SET TASK.
Without including any images, repeat the data exactly.

[Dataset rows]
···

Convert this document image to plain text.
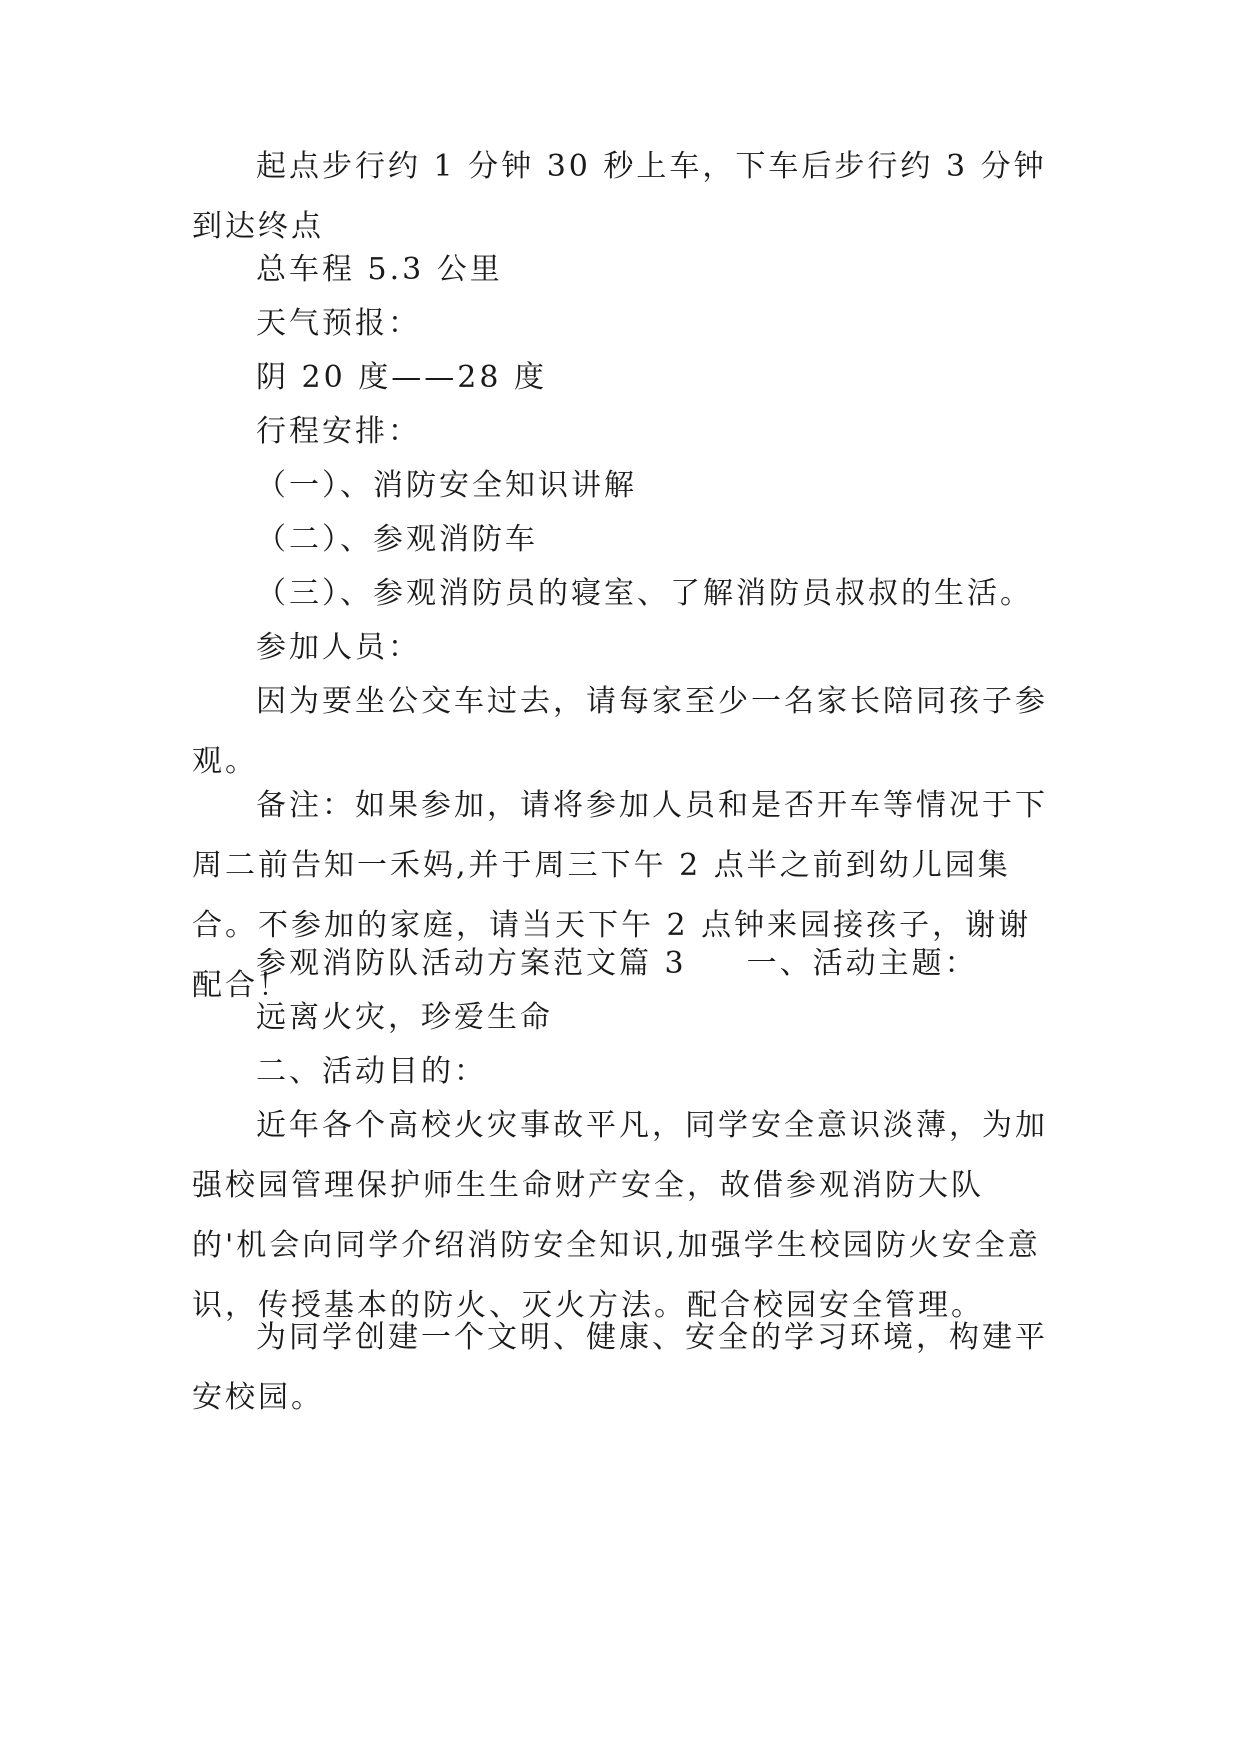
起点步行约 1 分钟 30 秒上车，下车后步行约 3 分钟到达终点

总车程 5.3 公里

天气预报：

阴 20 度——28 度

行程安排：

（一）、消防安全知识讲解

（二）、参观消防车

（三）、参观消防员的寝室、了解消防员叔叔的生活。

参加人员：

因为要坐公交车过去，请每家至少一名家长陪同孩子参观。

备注：如果参加，请将参加人员和是否开车等情况于下周二前告知一禾妈,并于周三下午 2 点半之前到幼儿园集合。不参加的家庭，请当天下午 2 点钟来园接孩子，谢谢配合！

参观消防队活动方案范文篇 3 一、活动主题：

远离火灾，珍爱生命

二、活动目的：

近年各个高校火灾事故平凡，同学安全意识淡薄，为加强校园管理保护师生生命财产安全，故借参观消防大队的'机会向同学介绍消防安全知识,加强学生校园防火安全意识，传授基本的防火、灭火方法。配合校园安全管理。

为同学创建一个文明、健康、安全的学习环境，构建平安校园。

···

WORKED ANSWER.
Convert this document image to plain text.
起点步行约 1 分钟 30 秒上车，下车后步行约 3 分钟到达终点

总车程 5.3 公里

天气预报：

阴 20 度——28 度

行程安排：

（一）、消防安全知识讲解

（二）、参观消防车

（三）、参观消防员的寝室、了解消防员叔叔的生活。

参加人员：

因为要坐公交车过去，请每家至少一名家长陪同孩子参观。

备注：如果参加，请将参加人员和是否开车等情况于下周二前告知一禾妈,并于周三下午 2 点半之前到幼儿园集合。不参加的家庭，请当天下午 2 点钟来园接孩子，谢谢配合！

参观消防队活动方案范文篇 3 一、活动主题：

远离火灾，珍爱生命

二、活动目的：

近年各个高校火灾事故平凡，同学安全意识淡薄，为加强校园管理保护师生生命财产安全，故借参观消防大队的'机会向同学介绍消防安全知识,加强学生校园防火安全意识，传授基本的防火、灭火方法。配合校园安全管理。

为同学创建一个文明、健康、安全的学习环境，构建平安校园。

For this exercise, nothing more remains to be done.